* _OBJECTIVE_: Copy out every record precisely.

[Extracted data entries]
━━━━━━━━━━━━━━━━━━━━
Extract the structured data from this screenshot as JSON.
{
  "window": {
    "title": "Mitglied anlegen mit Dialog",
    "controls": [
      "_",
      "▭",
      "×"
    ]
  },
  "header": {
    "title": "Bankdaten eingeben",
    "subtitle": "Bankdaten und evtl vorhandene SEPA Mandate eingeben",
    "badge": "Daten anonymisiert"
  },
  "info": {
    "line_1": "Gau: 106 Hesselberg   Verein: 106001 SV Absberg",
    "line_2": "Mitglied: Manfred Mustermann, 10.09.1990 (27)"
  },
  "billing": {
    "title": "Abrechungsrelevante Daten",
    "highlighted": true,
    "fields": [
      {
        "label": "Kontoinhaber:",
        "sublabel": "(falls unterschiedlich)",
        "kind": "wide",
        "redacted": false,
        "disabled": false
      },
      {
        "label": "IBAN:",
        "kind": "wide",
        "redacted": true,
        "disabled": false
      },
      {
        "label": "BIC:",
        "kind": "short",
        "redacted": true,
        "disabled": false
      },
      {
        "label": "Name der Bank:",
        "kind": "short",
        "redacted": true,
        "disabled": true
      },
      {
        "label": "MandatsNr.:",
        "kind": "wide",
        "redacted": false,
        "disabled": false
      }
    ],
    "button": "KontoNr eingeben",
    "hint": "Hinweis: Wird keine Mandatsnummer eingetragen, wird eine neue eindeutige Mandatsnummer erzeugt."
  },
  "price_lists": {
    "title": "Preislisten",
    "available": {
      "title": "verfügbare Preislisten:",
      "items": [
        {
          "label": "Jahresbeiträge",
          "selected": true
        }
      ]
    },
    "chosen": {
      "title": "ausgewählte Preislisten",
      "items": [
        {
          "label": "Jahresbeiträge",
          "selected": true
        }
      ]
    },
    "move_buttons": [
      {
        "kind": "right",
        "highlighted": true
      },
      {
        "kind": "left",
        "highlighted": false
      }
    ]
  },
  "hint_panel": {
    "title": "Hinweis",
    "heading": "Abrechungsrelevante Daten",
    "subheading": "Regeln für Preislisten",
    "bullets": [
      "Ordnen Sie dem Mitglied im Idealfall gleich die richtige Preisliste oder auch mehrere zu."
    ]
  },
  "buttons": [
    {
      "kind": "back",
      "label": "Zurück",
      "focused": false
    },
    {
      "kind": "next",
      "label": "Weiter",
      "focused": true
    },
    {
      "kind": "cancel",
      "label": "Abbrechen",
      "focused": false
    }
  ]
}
━━━━━━━━━━━━━━━━━━━━
* _SOLUTION_:
Extract the structured data from this screenshot as JSON.
{
  "window": {
    "title": "Mitglied anlegen mit Dialog",
    "controls": [
      "_",
      "▭",
      "×"
    ]
  },
  "header": {
    "title": "Bankdaten eingeben",
    "subtitle": "Bankdaten und evtl vorhandene SEPA Mandate eingeben",
    "badge": "Daten anonymisiert"
  },
  "info": {
    "line_1": "Gau: 106 Hesselberg   Verein: 106001 SV Absberg",
    "line_2": "Mitglied: Manfred Mustermann, 10.09.1990 (27)"
  },
  "billing": {
    "title": "Abrechungsrelevante Daten",
    "highlighted": true,
    "fields": [
      {
        "label": "Kontoinhaber:",
        "sublabel": "(falls unterschiedlich)",
        "kind": "wide",
        "redacted": false,
        "disabled": false
      },
      {
        "label": "IBAN:",
        "kind": "wide",
        "redacted": true,
        "disabled": false
      },
      {
        "label": "BIC:",
        "kind": "short",
        "redacted": true,
        "disabled": false
      },
      {
        "label": "Name der Bank:",
        "kind": "short",
        "redacted": true,
        "disabled": true
      },
      {
        "label": "MandatsNr.:",
        "kind": "wide",
        "redacted": false,
        "disabled": false
      }
    ],
    "button": "KontoNr eingeben",
    "hint": "Hinweis: Wird keine Mandatsnummer eingetragen, wird eine neue eindeutige Mandatsnummer erzeugt."
  },
  "price_lists": {
    "title": "Preislisten",
    "available": {
      "title": "verfügbare Preislisten:",
      "items": [
        {
          "label": "Jahresbeiträge",
          "selected": true
        }
      ]
    },
    "chosen": {
      "title": "ausgewählte Preislisten",
      "items": [
        {
          "label": "Jahresbeiträge",
          "selected": true
        }
      ]
    },
    "move_buttons": [
      {
        "kind": "right",
        "highlighted": true
      },
      {
        "kind": "left",
        "highlighted": false
      }
    ]
  },
  "hint_panel": {
    "title": "Hinweis",
    "heading": "Abrechungsrelevante Daten",
    "subheading": "Regeln für Preislisten",
    "bullets": [
      "Ordnen Sie dem Mitglied im Idealfall gleich die richtige Preisliste oder auch mehrere zu."
    ]
  },
  "buttons": [
    {
      "kind": "back",
      "label": "Zurück",
      "focused": false
    },
    {
      "kind": "next",
      "label": "Weiter",
      "focused": true
    },
    {
      "kind": "cancel",
      "label": "Abbrechen",
      "focused": false
    }
  ]
}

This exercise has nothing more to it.